## TASK DETAILS
Scan the material and copy every line in which "document" appears.

>> Start ENTRIES PROVIDED

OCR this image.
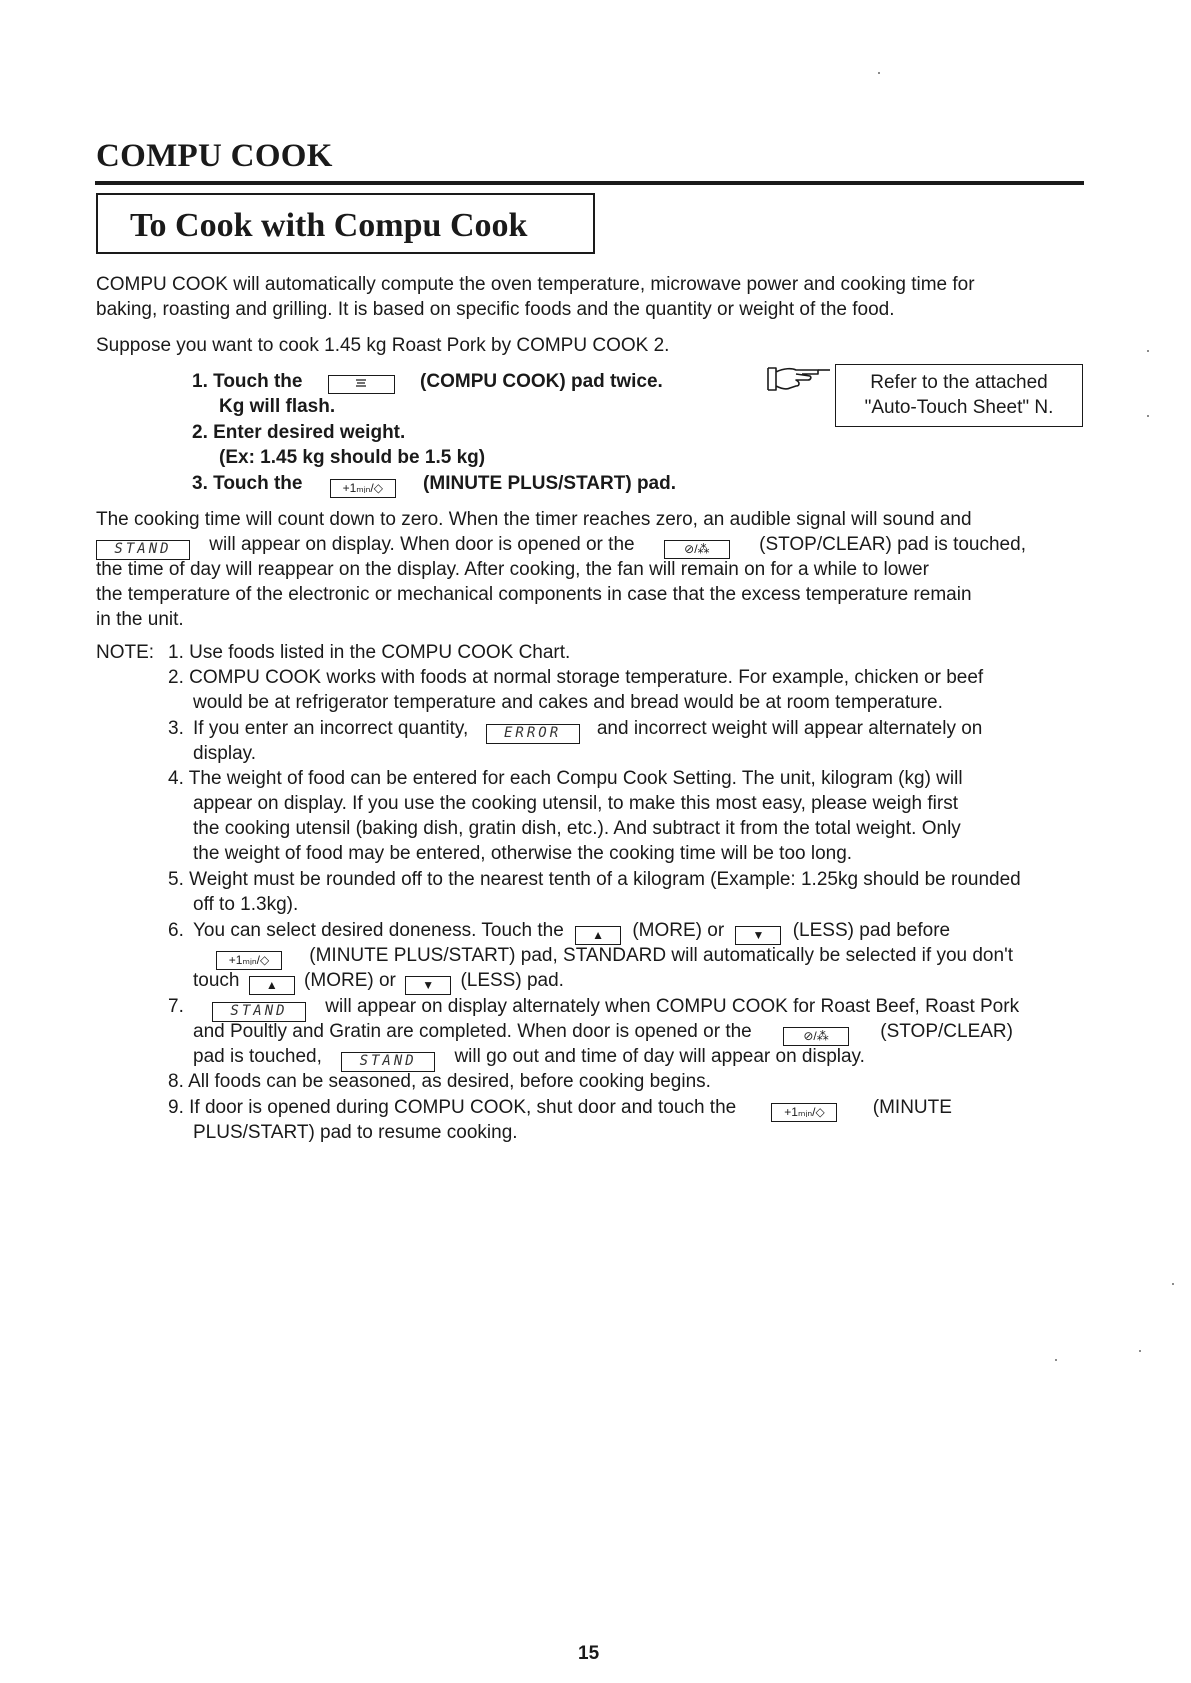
COMPU COOK
To Cook with Compu Cook
COMPU COOK will automatically compute the oven temperature, microwave power and cooking time for
baking, roasting and grilling. It is based on specific foods and the quantity or weight of the food.
Suppose you want to cook 1.45 kg Roast Pork by COMPU COOK 2.
1. Touch the	(COMPU COOK) pad twice.
Kg will flash.
2. Enter desired weight.
(Ex: 1.45 kg should be 1.5 kg)
3. Touch the	+1ₘᵢₙ/◇ (MINUTE PLUS/START) pad.
Refer to the attached
"Auto-Touch Sheet" N.
The cooking time will count down to zero. When the timer reaches zero, an audible signal will sound and
STAND will appear on display. When door is opened or the	⊘/⁂	(STOP/CLEAR) pad is touched,
the time of day will reappear on the display. After cooking, the fan will remain on for a while to lower
the temperature of the electronic or mechanical components in case that the excess temperature remain
in the unit.
NOTE: 1. Use foods listed in the COMPU COOK Chart.
2. COMPU COOK works with foods at normal storage temperature. For example, chicken or beef
would be at refrigerator temperature and cakes and bread would be at room temperature.
3. If you enter an incorrect quantity,	ERROR and incorrect weight will appear alternately on
display.
4. The weight of food can be entered for each Compu Cook Setting. The unit, kilogram (kg) will
appear on display. If you use the cooking utensil, to make this most easy, please weigh first
the cooking utensil (baking dish, gratin dish, etc.). And subtract it from the total weight. Only
the weight of food may be entered, otherwise the cooking time will be too long.
5. Weight must be rounded off to the nearest tenth of a kilogram (Example: 1.25kg should be rounded
off to 1.3kg).
6. You can select desired doneness. Touch the ▲ (MORE) or ▼ (LESS) pad before
+1ₘᵢₙ/◇ (MINUTE PLUS/START) pad, STANDARD will automatically be selected if you don't
touch ▲ (MORE) or ▼ (LESS) pad.
7.	STAND will appear on display alternately when COMPU COOK for Roast Beef, Roast Pork
and Poultly and Gratin are completed. When door is opened or the	⊘/⁂	(STOP/CLEAR)
pad is touched,	STAND will go out and time of day will appear on display.
8. All foods can be seasoned, as desired, before cooking begins.
9. If door is opened during COMPU COOK, shut door and touch the	+1ₘᵢₙ/◇	(MINUTE
PLUS/START) pad to resume cooking.
15
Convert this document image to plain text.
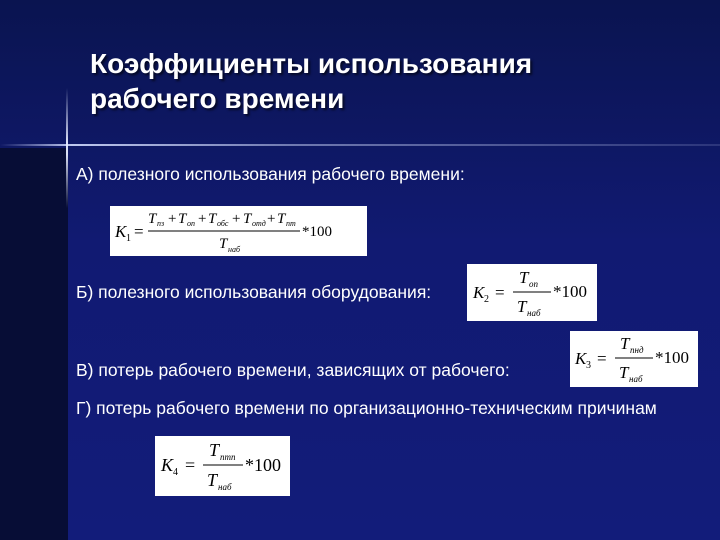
Коэффициенты использования
рабочего времени
А) полезного использования рабочего времени:
K 1 =
T пз + T оп + T обс + T отд + T пт
T наб
*100
Б) полезного использования оборудования: K 2 =
T оп
T наб
*100
В) потерь рабочего времени, зависящих от рабочего:
K 3 =
T пнд
T наб
*100
Г) потерь рабочего времени по организационно-техническим причинам
K 4 =
T птп
T наб
*100
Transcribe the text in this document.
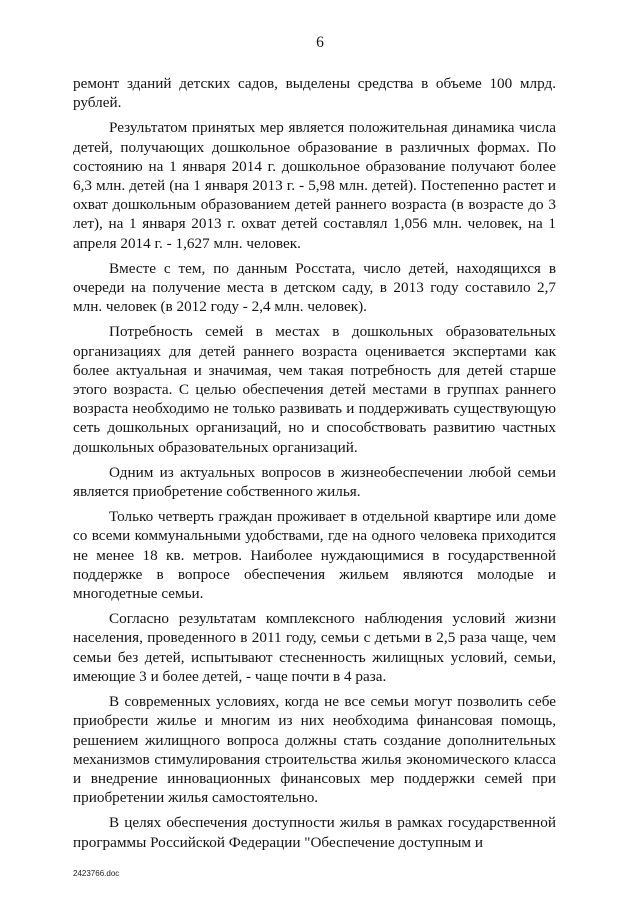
6

ремонт зданий детских садов, выделены средства в объеме 100 млрд. рублей.

Результатом принятых мер является положительная динамика числа детей, получающих дошкольное образование в различных формах. По состоянию на 1 января 2014 г. дошкольное образование получают более 6,3 млн. детей (на 1 января 2013 г. - 5,98 млн. детей). Постепенно растет и охват дошкольным образованием детей раннего возраста (в возрасте до 3 лет), на 1 января 2013 г. охват детей составлял 1,056 млн. человек, на 1 апреля 2014 г. - 1,627 млн. человек.

Вместе с тем, по данным Росстата, число детей, находящихся в очереди на получение места в детском саду, в 2013 году составило 2,7 млн. человек (в 2012 году - 2,4 млн. человек).

Потребность семей в местах в дошкольных образовательных организациях для детей раннего возраста оценивается экспертами как более актуальная и значимая, чем такая потребность для детей старше этого возраста. С целью обеспечения детей местами в группах раннего возраста необходимо не только развивать и поддерживать существующую сеть дошкольных организаций, но и способствовать развитию частных дошкольных образовательных организаций.

Одним из актуальных вопросов в жизнеобеспечении любой семьи является приобретение собственного жилья.

Только четверть граждан проживает в отдельной квартире или доме со всеми коммунальными удобствами, где на одного человека приходится не менее 18 кв. метров. Наиболее нуждающимися в государственной поддержке в вопросе обеспечения жильем являются молодые и многодетные семьи.

Согласно результатам комплексного наблюдения условий жизни населения, проведенного в 2011 году, семьи с детьми в 2,5 раза чаще, чем семьи без детей, испытывают стесненность жилищных условий, семьи, имеющие 3 и более детей, - чаще почти в 4 раза.

В современных условиях, когда не все семьи могут позволить себе приобрести жилье и многим из них необходима финансовая помощь, решением жилищного вопроса должны стать создание дополнительных механизмов стимулирования строительства жилья экономического класса и внедрение инновационных финансовых мер поддержки семей при приобретении жилья самостоятельно.

В целях обеспечения доступности жилья в рамках государственной программы Российской Федерации "Обеспечение доступным и

2423766.doc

>> End ENTRIES PROVIDED

## WRITTEN ANSWER
Convert this document image to plain text.
Transcribe the text in this document.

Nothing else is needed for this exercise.